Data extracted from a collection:

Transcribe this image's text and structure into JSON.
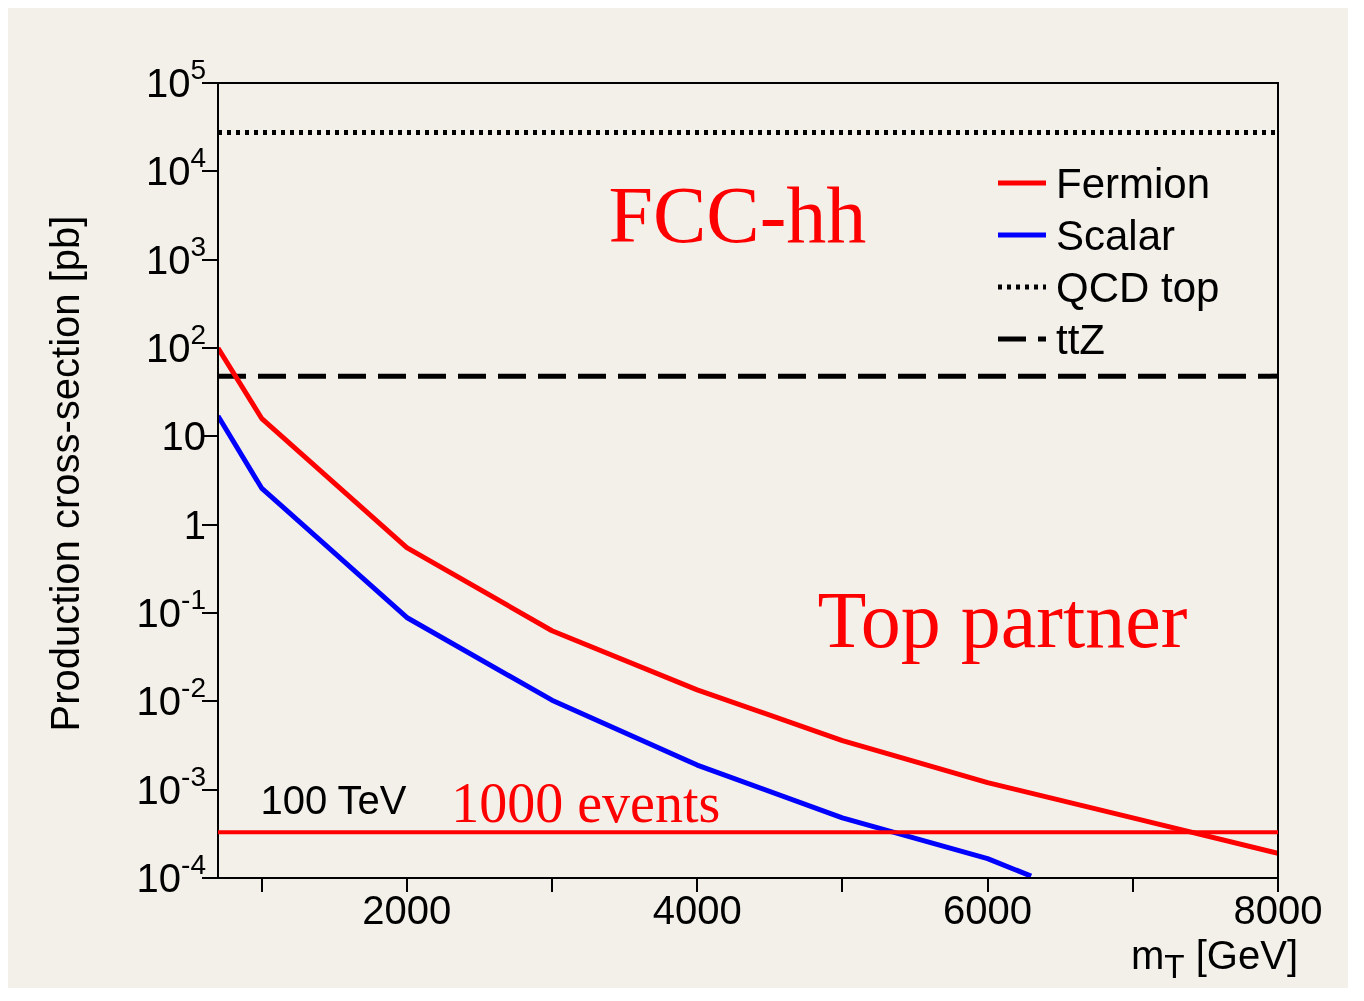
{
  "chart_data": {
    "type": "line",
    "xlabel": "m$_{T}$ [GeV]",
    "ylabel": "Production cross-section [pb]",
    "log": "y",
    "grid": false,
    "legend": "top right",
    "marker": "none",
    "xlim": [
      700,
      8000
    ],
    "xticks": [
      {
        "value": 1000,
        "label": null
      },
      2000,
      {
        "value": 3000,
        "label": null
      },
      4000,
      {
        "value": 5000,
        "label": null
      },
      6000,
      {
        "value": 7000,
        "label": null
      },
      8000
    ],
    "ylim": [
      0.0001,
      100000
    ],
    "yticks": [
      {
        "value": 0.0001,
        "label": "10$^{-4}$"
      },
      {
        "value": 0.001,
        "label": "10$^{-3}$"
      },
      {
        "value": 0.01,
        "label": "10$^{-2}$"
      },
      {
        "value": 0.1,
        "label": "10$^{-1}$"
      },
      1,
      10,
      {
        "value": 100,
        "label": "10$^{2}$"
      },
      {
        "value": 1000,
        "label": "10$^{3}$"
      },
      {
        "value": 10000,
        "label": "10$^{4}$"
      },
      {
        "value": 100000,
        "label": "10$^{5}$"
      }
    ],
    "series": [
      {
        "name": "Fermion",
        "color": "#ff0000",
        "line_style": "solid",
        "x": [
          700,
          1000,
          2000,
          3000,
          4000,
          5000,
          6000,
          7000,
          8000
        ],
        "values": [
          100,
          16,
          0.55,
          0.063,
          0.0135,
          0.0036,
          0.0012,
          0.00048,
          0.00019
        ]
      },
      {
        "name": "Scalar",
        "color": "#0000ff",
        "line_style": "solid",
        "x": [
          700,
          1000,
          2000,
          3000,
          4000,
          5000,
          6000,
          6300
        ],
        "values": [
          17,
          2.6,
          0.089,
          0.0103,
          0.0019,
          0.00048,
          0.000166,
          0.000105
        ]
      },
      {
        "name": "QCD top",
        "color": "#000000",
        "line_style": "dotted",
        "x": [
          700,
          8000
        ],
        "values": [
          27500,
          27500
        ]
      },
      {
        "name": "ttZ",
        "color": "#000000",
        "line_style": "dashed",
        "x": [
          700,
          8000
        ],
        "values": [
          48,
          48
        ]
      }
    ],
    "ref_lines": [
      {
        "axis": "y",
        "value": 0.00033,
        "label": "1000 events",
        "color": "#ff0000"
      }
    ],
    "annotations": [
      "FCC-hh",
      "Top partner",
      "100 TeV"
    ]
  }
}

Problem details
Using the material above, count the lines containing the word "color". Reply with the number alone.

Solution below
5